Short task A |
Copy the lines of the records, from the line containing "x-tick-label: Once in" through the line containing "identify all the", reproducing each line precisely.

+++++

Not just a fruit fly


My Blog; Your Guide to What's New


Published: Jul 11 2014, 01:01:am



Friday, July 11, 2014
By MICHAEL WALSH

    In a recent conversation, I mentioned to a tech-savvy friend that Reeling Back was nine months old. "That's pretty good," he said. "You know that most blogs don't last much more than three or four months."

    Actually, I didn't know.

    Later, I found myself wondering about website longevity, and went online looking for answers.

    "Why do blogs have a higher failure rate than restaurants?" was the question posed in a June 2009 New York Times feature by writer Douglas Quenqua. "According to a 2008 survey by Technorati, which runs a search engine for blogs, only 7.4 million out of the 133 million blogs the company tracks had been updated in the past 120 days. That translates to 95 per cent of blogs being essentially abandoned."

    Michelle Austin, general manager of a blog called SquawkBox, put it even more colourfully in a February 2012 posting: "Overall, it is estimated that within one month of creation, 60 per cent to 80 per cent of blogs worldwide are either abandoned or infrequently updated. This means that the average lifespan of a blog is equal to that of the common fruit fly."

    Other sources indicated that "the average lifespan of a Web page is 44-75 days," or that “estimates put the average lifetime for a URL at 44 days,” and that "Web pages disappear after an average time of 75 days."

+++++

Short task B |
Reproduce the blog post on the lifespan of blogs word for word, in its entirety.

+++++

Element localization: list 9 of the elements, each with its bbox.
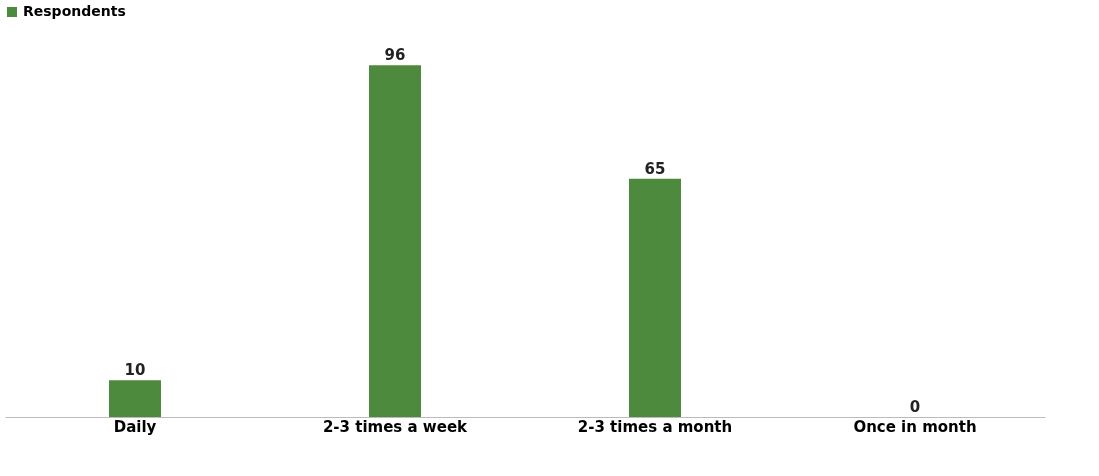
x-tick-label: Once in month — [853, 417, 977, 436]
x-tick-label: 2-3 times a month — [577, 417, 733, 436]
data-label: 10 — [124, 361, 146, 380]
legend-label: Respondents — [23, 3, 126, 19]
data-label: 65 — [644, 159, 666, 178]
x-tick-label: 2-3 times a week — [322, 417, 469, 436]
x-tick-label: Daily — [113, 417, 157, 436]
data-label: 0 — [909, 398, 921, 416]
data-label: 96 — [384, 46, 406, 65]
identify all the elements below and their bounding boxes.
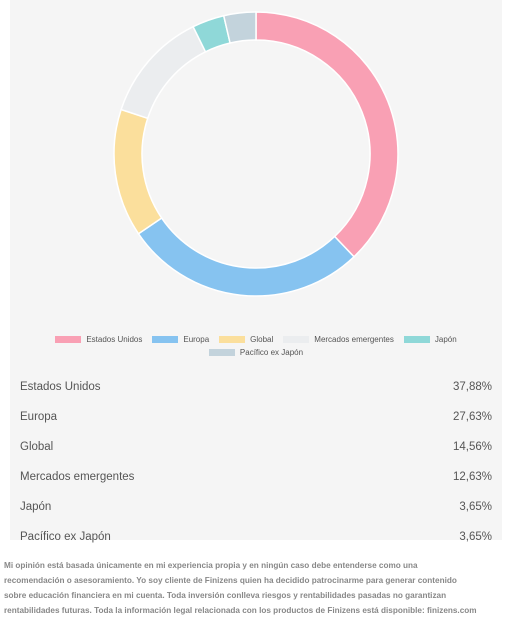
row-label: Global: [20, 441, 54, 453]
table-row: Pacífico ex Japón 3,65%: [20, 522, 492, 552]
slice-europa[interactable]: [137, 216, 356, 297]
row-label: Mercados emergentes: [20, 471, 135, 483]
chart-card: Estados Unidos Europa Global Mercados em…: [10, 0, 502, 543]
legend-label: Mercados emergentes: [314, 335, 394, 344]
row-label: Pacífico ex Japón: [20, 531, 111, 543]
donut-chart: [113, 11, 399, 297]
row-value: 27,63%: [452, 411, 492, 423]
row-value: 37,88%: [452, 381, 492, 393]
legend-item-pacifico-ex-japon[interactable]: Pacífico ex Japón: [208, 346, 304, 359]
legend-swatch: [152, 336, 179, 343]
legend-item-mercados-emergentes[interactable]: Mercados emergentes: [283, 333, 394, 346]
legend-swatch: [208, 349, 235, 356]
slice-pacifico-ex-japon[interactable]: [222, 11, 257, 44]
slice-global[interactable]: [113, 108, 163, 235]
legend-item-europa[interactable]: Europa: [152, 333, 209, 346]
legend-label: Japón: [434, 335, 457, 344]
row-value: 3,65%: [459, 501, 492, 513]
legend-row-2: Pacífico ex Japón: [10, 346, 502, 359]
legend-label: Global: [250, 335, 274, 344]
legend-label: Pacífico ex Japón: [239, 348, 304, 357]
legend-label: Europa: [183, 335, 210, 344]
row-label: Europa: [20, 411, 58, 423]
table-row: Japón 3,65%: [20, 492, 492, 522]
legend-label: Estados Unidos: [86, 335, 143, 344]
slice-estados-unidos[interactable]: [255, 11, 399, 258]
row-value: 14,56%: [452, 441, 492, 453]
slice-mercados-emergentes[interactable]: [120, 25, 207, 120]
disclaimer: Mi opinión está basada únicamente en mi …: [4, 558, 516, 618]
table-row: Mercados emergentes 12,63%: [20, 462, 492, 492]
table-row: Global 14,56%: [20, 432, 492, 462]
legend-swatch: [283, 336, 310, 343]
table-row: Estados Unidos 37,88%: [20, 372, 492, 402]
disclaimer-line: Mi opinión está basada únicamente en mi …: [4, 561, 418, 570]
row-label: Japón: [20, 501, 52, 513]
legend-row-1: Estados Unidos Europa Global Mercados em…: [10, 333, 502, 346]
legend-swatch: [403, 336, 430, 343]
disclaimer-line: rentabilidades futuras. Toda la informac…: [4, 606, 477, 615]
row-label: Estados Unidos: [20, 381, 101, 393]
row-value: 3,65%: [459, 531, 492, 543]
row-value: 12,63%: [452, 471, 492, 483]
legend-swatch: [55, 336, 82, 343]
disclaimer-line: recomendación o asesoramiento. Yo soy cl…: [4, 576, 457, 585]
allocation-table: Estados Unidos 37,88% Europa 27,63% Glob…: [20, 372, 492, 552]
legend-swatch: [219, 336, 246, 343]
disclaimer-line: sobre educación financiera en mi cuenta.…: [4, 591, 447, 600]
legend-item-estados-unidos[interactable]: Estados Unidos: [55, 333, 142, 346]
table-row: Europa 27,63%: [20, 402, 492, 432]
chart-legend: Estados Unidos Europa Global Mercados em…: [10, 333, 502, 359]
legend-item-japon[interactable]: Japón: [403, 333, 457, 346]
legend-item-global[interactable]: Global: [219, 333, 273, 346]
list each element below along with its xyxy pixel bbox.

+++++

Exercise output A |
x-tick-label: Once in month — [853, 417, 977, 436]
x-tick-label: 2-3 times a month — [577, 417, 733, 436]
data-label: 10 — [124, 361, 146, 380]
legend-label: Respondents — [23, 3, 126, 19]
data-label: 65 — [644, 159, 666, 178]
x-tick-label: 2-3 times a week — [322, 417, 469, 436]
x-tick-label: Daily — [113, 417, 157, 436]
data-label: 0 — [909, 398, 921, 416]
data-label: 96 — [384, 46, 406, 65]
identify all the elements below and their bounding boxes.

Exercise output B |
Not just a fruit fly


My Blog; Your Guide to What's New


Published: Jul 11 2014, 01:01:am



Friday, July 11, 2014
By MICHAEL WALSH

    In a recent conversation, I mentioned to a tech-savvy friend that Reeling Back was nine months old. "That's pretty good," he said. "You know that most blogs don't last much more than three or four months."

    Actually, I didn't know.

    Later, I found myself wondering about website longevity, and went online looking for answers.

    "Why do blogs have a higher failure rate than restaurants?" was the question posed in a June 2009 New York Times feature by writer Douglas Quenqua. "According to a 2008 survey by Technorati, which runs a search engine for blogs, only 7.4 million out of the 133 million blogs the company tracks had been updated in the past 120 days. That translates to 95 per cent of blogs being essentially abandoned."

    Michelle Austin, general manager of a blog called SquawkBox, put it even more colourfully in a February 2012 posting: "Overall, it is estimated that within one month of creation, 60 per cent to 80 per cent of blogs worldwide are either abandoned or infrequently updated. This means that the average lifespan of a blog is equal to that of the common fruit fly."

    Other sources indicated that "the average lifespan of a Web page is 44-75 days," or that “estimates put the average lifetime for a URL at 44 days,” and that "Web pages disappear after an average time of 75 days."